* **Extracted information**
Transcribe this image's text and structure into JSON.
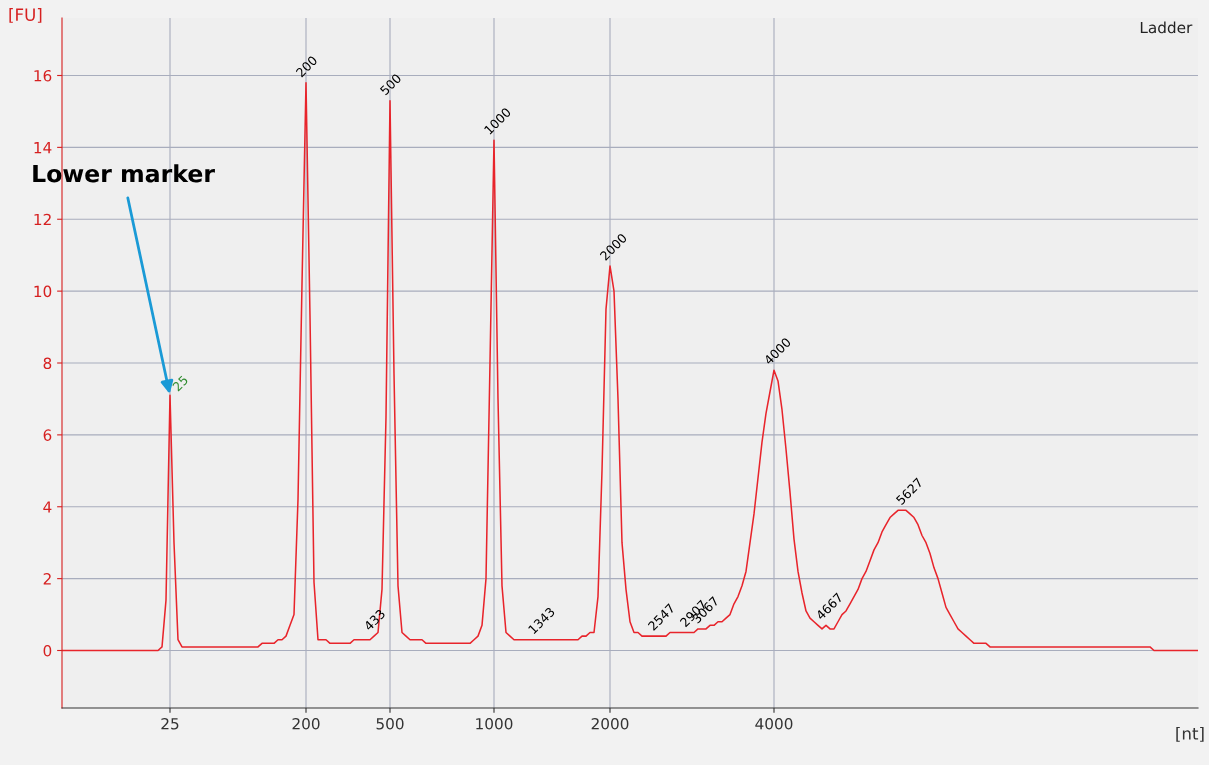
{
  "chart_data": {
    "type": "line",
    "title": "Ladder",
    "xlabel": "[nt]",
    "ylabel": "[FU]",
    "categories": [
      null,
      null,
      null,
      null,
      null,
      null,
      null,
      null,
      null,
      null,
      null,
      null,
      null,
      null,
      null,
      null,
      null,
      null,
      null,
      null,
      null,
      null,
      null,
      null,
      null,
      null,
      null,
      "25",
      null,
      null,
      null,
      null,
      null,
      null,
      null,
      null,
      null,
      null,
      null,
      null,
      null,
      null,
      null,
      null,
      null,
      null,
      null,
      null,
      null,
      null,
      null,
      null,
      null,
      null,
      null,
      null,
      null,
      null,
      null,
      null,
      null,
      "200",
      null,
      null,
      null,
      null,
      null,
      null,
      null,
      null,
      null,
      null,
      null,
      null,
      null,
      null,
      null,
      null,
      null,
      null,
      null,
      null,
      "500",
      null,
      null,
      null,
      null,
      null,
      null,
      null,
      null,
      null,
      null,
      null,
      null,
      null,
      null,
      null,
      null,
      null,
      null,
      null,
      null,
      null,
      null,
      null,
      null,
      null,
      "1000",
      null,
      null,
      null,
      null,
      null,
      null,
      null,
      null,
      null,
      null,
      null,
      null,
      null,
      null,
      null,
      null,
      null,
      null,
      null,
      null,
      null,
      null,
      null,
      null,
      null,
      null,
      null,
      null,
      "2000",
      null,
      null,
      null,
      null,
      null,
      null,
      null,
      null,
      null,
      null,
      null,
      null,
      null,
      null,
      null,
      null,
      null,
      null,
      null,
      null,
      null,
      null,
      null,
      null,
      null,
      null,
      null,
      null,
      null,
      null,
      null,
      null,
      null,
      null,
      null,
      null,
      null,
      null,
      null,
      null,
      "4000",
      null,
      null,
      null,
      null,
      null,
      null,
      null,
      null,
      null,
      null,
      null,
      null,
      null,
      null,
      null,
      null,
      null,
      null,
      null,
      null,
      null,
      null,
      null,
      null,
      null,
      null,
      null,
      null,
      null,
      null,
      null,
      null,
      null,
      null,
      null,
      null,
      null,
      null,
      null,
      null,
      null,
      null,
      null,
      null,
      null,
      null,
      null,
      null,
      null,
      null,
      null,
      null,
      null,
      null,
      null,
      null,
      null,
      null,
      null,
      null,
      null,
      null,
      null,
      null,
      null,
      null,
      null,
      null,
      null,
      null,
      null,
      null,
      null,
      null,
      null,
      null,
      null,
      null,
      null,
      null,
      null,
      null,
      null,
      null,
      null,
      null,
      null,
      null,
      null,
      null,
      null,
      null,
      null,
      null,
      null,
      null,
      null,
      null,
      null,
      null,
      null,
      null,
      null,
      null,
      null,
      null
    ],
    "ylim": [
      -1.6,
      17.6
    ],
    "yticks": [
      0,
      2,
      4,
      6,
      8,
      10,
      12,
      14,
      16
    ],
    "grid": true,
    "legend": false,
    "marker": "none",
    "line_style": "solid",
    "series": [
      {
        "color": "#e8242b",
        "values": [
          0,
          0,
          0,
          0,
          0,
          0,
          0,
          0,
          0,
          0,
          0,
          0,
          0,
          0,
          0,
          0,
          0,
          0,
          0,
          0,
          0,
          0,
          0,
          0,
          0,
          0.1,
          1.4,
          7.1,
          3,
          0.3,
          0.1,
          0.1,
          0.1,
          0.1,
          0.1,
          0.1,
          0.1,
          0.1,
          0.1,
          0.1,
          0.1,
          0.1,
          0.1,
          0.1,
          0.1,
          0.1,
          0.1,
          0.1,
          0.1,
          0.1,
          0.2,
          0.2,
          0.2,
          0.2,
          0.3,
          0.3,
          0.4,
          0.7,
          1,
          4.2,
          10.2,
          15.8,
          9.3,
          1.9,
          0.3,
          0.3,
          0.3,
          0.2,
          0.2,
          0.2,
          0.2,
          0.2,
          0.2,
          0.3,
          0.3,
          0.3,
          0.3,
          0.3,
          0.4,
          0.5,
          1.7,
          6.5,
          15.3,
          7.7,
          1.8,
          0.5,
          0.4,
          0.3,
          0.3,
          0.3,
          0.3,
          0.2,
          0.2,
          0.2,
          0.2,
          0.2,
          0.2,
          0.2,
          0.2,
          0.2,
          0.2,
          0.2,
          0.2,
          0.3,
          0.4,
          0.7,
          2,
          8,
          14.2,
          7,
          1.8,
          0.5,
          0.4,
          0.3,
          0.3,
          0.3,
          0.3,
          0.3,
          0.3,
          0.3,
          0.3,
          0.3,
          0.3,
          0.3,
          0.3,
          0.3,
          0.3,
          0.3,
          0.3,
          0.3,
          0.4,
          0.4,
          0.5,
          0.5,
          1.5,
          5,
          9.5,
          10.7,
          10,
          7,
          3,
          1.7,
          0.8,
          0.5,
          0.5,
          0.4,
          0.4,
          0.4,
          0.4,
          0.4,
          0.4,
          0.4,
          0.5,
          0.5,
          0.5,
          0.5,
          0.5,
          0.5,
          0.5,
          0.6,
          0.6,
          0.6,
          0.7,
          0.7,
          0.8,
          0.8,
          0.9,
          1,
          1.3,
          1.5,
          1.8,
          2.2,
          3,
          3.8,
          4.8,
          5.8,
          6.6,
          7.2,
          7.8,
          7.5,
          6.7,
          5.6,
          4.4,
          3.1,
          2.2,
          1.6,
          1.1,
          0.9,
          0.8,
          0.7,
          0.6,
          0.7,
          0.6,
          0.6,
          0.8,
          1,
          1.1,
          1.3,
          1.5,
          1.7,
          2,
          2.2,
          2.5,
          2.8,
          3,
          3.3,
          3.5,
          3.7,
          3.8,
          3.9,
          3.9,
          3.9,
          3.8,
          3.7,
          3.5,
          3.2,
          3,
          2.7,
          2.3,
          2,
          1.6,
          1.2,
          1,
          0.8,
          0.6,
          0.5,
          0.4,
          0.3,
          0.2,
          0.2,
          0.2,
          0.2,
          0.1,
          0.1,
          0.1,
          0.1,
          0.1,
          0.1,
          0.1,
          0.1,
          0.1,
          0.1,
          0.1,
          0.1,
          0.1,
          0.1,
          0.1,
          0.1,
          0.1,
          0.1,
          0.1,
          0.1,
          0.1,
          0.1,
          0.1,
          0.1,
          0.1,
          0.1,
          0.1,
          0.1,
          0.1,
          0.1,
          0.1,
          0.1,
          0.1,
          0.1,
          0.1,
          0.1,
          0.1,
          0.1,
          0.1,
          0.1,
          0.1,
          0,
          0,
          0,
          0,
          0,
          0,
          0,
          0,
          0,
          0,
          0,
          0
        ]
      }
    ],
    "annotations": [
      {
        "text": "Lower marker",
        "x": "25",
        "y": 7.1
      },
      {
        "text": "25",
        "x": "25",
        "y": 7.1
      },
      {
        "text": "200",
        "x": "200",
        "y": 15.8
      },
      {
        "text": "500",
        "x": "500",
        "y": 15.3
      },
      {
        "text": "1000",
        "x": "1000",
        "y": 14.2
      },
      {
        "text": "2000",
        "x": "2000",
        "y": 10.7
      },
      {
        "text": "433",
        "y": 0.4
      },
      {
        "text": "1343",
        "y": 0.3
      },
      {
        "text": "2547",
        "y": 0.4
      },
      {
        "text": "2907",
        "y": 0.5
      },
      {
        "text": "3067",
        "y": 0.6
      },
      {
        "text": "4000",
        "x": "4000",
        "y": 7.8
      },
      {
        "text": "4667",
        "y": 0.7
      },
      {
        "text": "5627",
        "y": 3.9
      }
    ]
  }
}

* **Task to carry out**
Make a verbatim copy of all the entries and strip out the pictures.

* **Answer to this exercise**
Transcribe this image's text and structure into JSON.
{
  "chart_data": {
    "type": "line",
    "title": "Ladder",
    "xlabel": "[nt]",
    "ylabel": "[FU]",
    "categories": [
      null,
      null,
      null,
      null,
      null,
      null,
      null,
      null,
      null,
      null,
      null,
      null,
      null,
      null,
      null,
      null,
      null,
      null,
      null,
      null,
      null,
      null,
      null,
      null,
      null,
      null,
      null,
      "25",
      null,
      null,
      null,
      null,
      null,
      null,
      null,
      null,
      null,
      null,
      null,
      null,
      null,
      null,
      null,
      null,
      null,
      null,
      null,
      null,
      null,
      null,
      null,
      null,
      null,
      null,
      null,
      null,
      null,
      null,
      null,
      null,
      null,
      "200",
      null,
      null,
      null,
      null,
      null,
      null,
      null,
      null,
      null,
      null,
      null,
      null,
      null,
      null,
      null,
      null,
      null,
      null,
      null,
      null,
      "500",
      null,
      null,
      null,
      null,
      null,
      null,
      null,
      null,
      null,
      null,
      null,
      null,
      null,
      null,
      null,
      null,
      null,
      null,
      null,
      null,
      null,
      null,
      null,
      null,
      null,
      "1000",
      null,
      null,
      null,
      null,
      null,
      null,
      null,
      null,
      null,
      null,
      null,
      null,
      null,
      null,
      null,
      null,
      null,
      null,
      null,
      null,
      null,
      null,
      null,
      null,
      null,
      null,
      null,
      null,
      "2000",
      null,
      null,
      null,
      null,
      null,
      null,
      null,
      null,
      null,
      null,
      null,
      null,
      null,
      null,
      null,
      null,
      null,
      null,
      null,
      null,
      null,
      null,
      null,
      null,
      null,
      null,
      null,
      null,
      null,
      null,
      null,
      null,
      null,
      null,
      null,
      null,
      null,
      null,
      null,
      null,
      "4000",
      null,
      null,
      null,
      null,
      null,
      null,
      null,
      null,
      null,
      null,
      null,
      null,
      null,
      null,
      null,
      null,
      null,
      null,
      null,
      null,
      null,
      null,
      null,
      null,
      null,
      null,
      null,
      null,
      null,
      null,
      null,
      null,
      null,
      null,
      null,
      null,
      null,
      null,
      null,
      null,
      null,
      null,
      null,
      null,
      null,
      null,
      null,
      null,
      null,
      null,
      null,
      null,
      null,
      null,
      null,
      null,
      null,
      null,
      null,
      null,
      null,
      null,
      null,
      null,
      null,
      null,
      null,
      null,
      null,
      null,
      null,
      null,
      null,
      null,
      null,
      null,
      null,
      null,
      null,
      null,
      null,
      null,
      null,
      null,
      null,
      null,
      null,
      null,
      null,
      null,
      null,
      null,
      null,
      null,
      null,
      null,
      null,
      null,
      null,
      null,
      null,
      null,
      null,
      null,
      null,
      null
    ],
    "ylim": [
      -1.6,
      17.6
    ],
    "yticks": [
      0,
      2,
      4,
      6,
      8,
      10,
      12,
      14,
      16
    ],
    "grid": true,
    "legend": false,
    "marker": "none",
    "line_style": "solid",
    "series": [
      {
        "color": "#e8242b",
        "values": [
          0,
          0,
          0,
          0,
          0,
          0,
          0,
          0,
          0,
          0,
          0,
          0,
          0,
          0,
          0,
          0,
          0,
          0,
          0,
          0,
          0,
          0,
          0,
          0,
          0,
          0.1,
          1.4,
          7.1,
          3,
          0.3,
          0.1,
          0.1,
          0.1,
          0.1,
          0.1,
          0.1,
          0.1,
          0.1,
          0.1,
          0.1,
          0.1,
          0.1,
          0.1,
          0.1,
          0.1,
          0.1,
          0.1,
          0.1,
          0.1,
          0.1,
          0.2,
          0.2,
          0.2,
          0.2,
          0.3,
          0.3,
          0.4,
          0.7,
          1,
          4.2,
          10.2,
          15.8,
          9.3,
          1.9,
          0.3,
          0.3,
          0.3,
          0.2,
          0.2,
          0.2,
          0.2,
          0.2,
          0.2,
          0.3,
          0.3,
          0.3,
          0.3,
          0.3,
          0.4,
          0.5,
          1.7,
          6.5,
          15.3,
          7.7,
          1.8,
          0.5,
          0.4,
          0.3,
          0.3,
          0.3,
          0.3,
          0.2,
          0.2,
          0.2,
          0.2,
          0.2,
          0.2,
          0.2,
          0.2,
          0.2,
          0.2,
          0.2,
          0.2,
          0.3,
          0.4,
          0.7,
          2,
          8,
          14.2,
          7,
          1.8,
          0.5,
          0.4,
          0.3,
          0.3,
          0.3,
          0.3,
          0.3,
          0.3,
          0.3,
          0.3,
          0.3,
          0.3,
          0.3,
          0.3,
          0.3,
          0.3,
          0.3,
          0.3,
          0.3,
          0.4,
          0.4,
          0.5,
          0.5,
          1.5,
          5,
          9.5,
          10.7,
          10,
          7,
          3,
          1.7,
          0.8,
          0.5,
          0.5,
          0.4,
          0.4,
          0.4,
          0.4,
          0.4,
          0.4,
          0.4,
          0.5,
          0.5,
          0.5,
          0.5,
          0.5,
          0.5,
          0.5,
          0.6,
          0.6,
          0.6,
          0.7,
          0.7,
          0.8,
          0.8,
          0.9,
          1,
          1.3,
          1.5,
          1.8,
          2.2,
          3,
          3.8,
          4.8,
          5.8,
          6.6,
          7.2,
          7.8,
          7.5,
          6.7,
          5.6,
          4.4,
          3.1,
          2.2,
          1.6,
          1.1,
          0.9,
          0.8,
          0.7,
          0.6,
          0.7,
          0.6,
          0.6,
          0.8,
          1,
          1.1,
          1.3,
          1.5,
          1.7,
          2,
          2.2,
          2.5,
          2.8,
          3,
          3.3,
          3.5,
          3.7,
          3.8,
          3.9,
          3.9,
          3.9,
          3.8,
          3.7,
          3.5,
          3.2,
          3,
          2.7,
          2.3,
          2,
          1.6,
          1.2,
          1,
          0.8,
          0.6,
          0.5,
          0.4,
          0.3,
          0.2,
          0.2,
          0.2,
          0.2,
          0.1,
          0.1,
          0.1,
          0.1,
          0.1,
          0.1,
          0.1,
          0.1,
          0.1,
          0.1,
          0.1,
          0.1,
          0.1,
          0.1,
          0.1,
          0.1,
          0.1,
          0.1,
          0.1,
          0.1,
          0.1,
          0.1,
          0.1,
          0.1,
          0.1,
          0.1,
          0.1,
          0.1,
          0.1,
          0.1,
          0.1,
          0.1,
          0.1,
          0.1,
          0.1,
          0.1,
          0.1,
          0.1,
          0.1,
          0.1,
          0.1,
          0,
          0,
          0,
          0,
          0,
          0,
          0,
          0,
          0,
          0,
          0,
          0
        ]
      }
    ],
    "annotations": [
      {
        "text": "Lower marker",
        "x": "25",
        "y": 7.1
      },
      {
        "text": "25",
        "x": "25",
        "y": 7.1
      },
      {
        "text": "200",
        "x": "200",
        "y": 15.8
      },
      {
        "text": "500",
        "x": "500",
        "y": 15.3
      },
      {
        "text": "1000",
        "x": "1000",
        "y": 14.2
      },
      {
        "text": "2000",
        "x": "2000",
        "y": 10.7
      },
      {
        "text": "433",
        "y": 0.4
      },
      {
        "text": "1343",
        "y": 0.3
      },
      {
        "text": "2547",
        "y": 0.4
      },
      {
        "text": "2907",
        "y": 0.5
      },
      {
        "text": "3067",
        "y": 0.6
      },
      {
        "text": "4000",
        "x": "4000",
        "y": 7.8
      },
      {
        "text": "4667",
        "y": 0.7
      },
      {
        "text": "5627",
        "y": 3.9
      }
    ]
  }
}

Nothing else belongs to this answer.